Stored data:
•••

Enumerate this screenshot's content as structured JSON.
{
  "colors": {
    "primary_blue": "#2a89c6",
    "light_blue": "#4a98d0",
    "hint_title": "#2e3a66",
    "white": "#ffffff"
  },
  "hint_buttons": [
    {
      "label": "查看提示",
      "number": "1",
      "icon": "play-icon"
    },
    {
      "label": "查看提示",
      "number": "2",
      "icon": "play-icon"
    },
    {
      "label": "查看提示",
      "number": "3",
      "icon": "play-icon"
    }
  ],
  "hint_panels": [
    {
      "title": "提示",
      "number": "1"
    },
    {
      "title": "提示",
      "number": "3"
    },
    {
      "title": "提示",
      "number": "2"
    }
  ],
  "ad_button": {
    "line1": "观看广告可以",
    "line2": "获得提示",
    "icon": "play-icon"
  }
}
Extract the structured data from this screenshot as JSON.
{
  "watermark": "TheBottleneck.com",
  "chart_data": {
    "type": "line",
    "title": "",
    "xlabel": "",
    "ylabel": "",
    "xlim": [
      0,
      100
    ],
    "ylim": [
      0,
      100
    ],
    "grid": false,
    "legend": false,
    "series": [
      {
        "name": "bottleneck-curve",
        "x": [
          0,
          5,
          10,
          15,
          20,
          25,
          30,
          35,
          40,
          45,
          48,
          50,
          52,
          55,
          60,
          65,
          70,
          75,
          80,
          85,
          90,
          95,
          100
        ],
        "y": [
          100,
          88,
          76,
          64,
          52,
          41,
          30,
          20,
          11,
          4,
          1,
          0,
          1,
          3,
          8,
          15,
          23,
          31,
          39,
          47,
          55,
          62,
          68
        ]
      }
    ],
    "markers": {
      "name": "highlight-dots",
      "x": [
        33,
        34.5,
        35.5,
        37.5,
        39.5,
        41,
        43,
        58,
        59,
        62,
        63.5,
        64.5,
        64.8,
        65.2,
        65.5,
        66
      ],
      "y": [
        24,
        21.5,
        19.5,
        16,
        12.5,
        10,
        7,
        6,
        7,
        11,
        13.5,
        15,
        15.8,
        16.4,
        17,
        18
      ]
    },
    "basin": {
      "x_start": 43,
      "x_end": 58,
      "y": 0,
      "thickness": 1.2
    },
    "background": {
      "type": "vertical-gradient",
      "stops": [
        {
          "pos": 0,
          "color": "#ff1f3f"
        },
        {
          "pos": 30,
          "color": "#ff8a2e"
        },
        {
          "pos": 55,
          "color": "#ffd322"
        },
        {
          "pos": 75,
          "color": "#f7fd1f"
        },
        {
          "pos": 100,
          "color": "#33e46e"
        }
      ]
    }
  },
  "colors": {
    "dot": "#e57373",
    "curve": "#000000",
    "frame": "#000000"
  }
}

•••

• [PROBLEM DESCRIPTION]: Write an exact transcription of every entry above.

• [CORRECT RESPONSE]:
Enumerate this screenshot's content as structured JSON.
{
  "colors": {
    "primary_blue": "#2a89c6",
    "light_blue": "#4a98d0",
    "hint_title": "#2e3a66",
    "white": "#ffffff"
  },
  "hint_buttons": [
    {
      "label": "查看提示",
      "number": "1",
      "icon": "play-icon"
    },
    {
      "label": "查看提示",
      "number": "2",
      "icon": "play-icon"
    },
    {
      "label": "查看提示",
      "number": "3",
      "icon": "play-icon"
    }
  ],
  "hint_panels": [
    {
      "title": "提示",
      "number": "1"
    },
    {
      "title": "提示",
      "number": "3"
    },
    {
      "title": "提示",
      "number": "2"
    }
  ],
  "ad_button": {
    "line1": "观看广告可以",
    "line2": "获得提示",
    "icon": "play-icon"
  }
}
Extract the structured data from this screenshot as JSON.
{
  "watermark": "TheBottleneck.com",
  "chart_data": {
    "type": "line",
    "title": "",
    "xlabel": "",
    "ylabel": "",
    "xlim": [
      0,
      100
    ],
    "ylim": [
      0,
      100
    ],
    "grid": false,
    "legend": false,
    "series": [
      {
        "name": "bottleneck-curve",
        "x": [
          0,
          5,
          10,
          15,
          20,
          25,
          30,
          35,
          40,
          45,
          48,
          50,
          52,
          55,
          60,
          65,
          70,
          75,
          80,
          85,
          90,
          95,
          100
        ],
        "y": [
          100,
          88,
          76,
          64,
          52,
          41,
          30,
          20,
          11,
          4,
          1,
          0,
          1,
          3,
          8,
          15,
          23,
          31,
          39,
          47,
          55,
          62,
          68
        ]
      }
    ],
    "markers": {
      "name": "highlight-dots",
      "x": [
        33,
        34.5,
        35.5,
        37.5,
        39.5,
        41,
        43,
        58,
        59,
        62,
        63.5,
        64.5,
        64.8,
        65.2,
        65.5,
        66
      ],
      "y": [
        24,
        21.5,
        19.5,
        16,
        12.5,
        10,
        7,
        6,
        7,
        11,
        13.5,
        15,
        15.8,
        16.4,
        17,
        18
      ]
    },
    "basin": {
      "x_start": 43,
      "x_end": 58,
      "y": 0,
      "thickness": 1.2
    },
    "background": {
      "type": "vertical-gradient",
      "stops": [
        {
          "pos": 0,
          "color": "#ff1f3f"
        },
        {
          "pos": 30,
          "color": "#ff8a2e"
        },
        {
          "pos": 55,
          "color": "#ffd322"
        },
        {
          "pos": 75,
          "color": "#f7fd1f"
        },
        {
          "pos": 100,
          "color": "#33e46e"
        }
      ]
    }
  },
  "colors": {
    "dot": "#e57373",
    "curve": "#000000",
    "frame": "#000000"
  }
}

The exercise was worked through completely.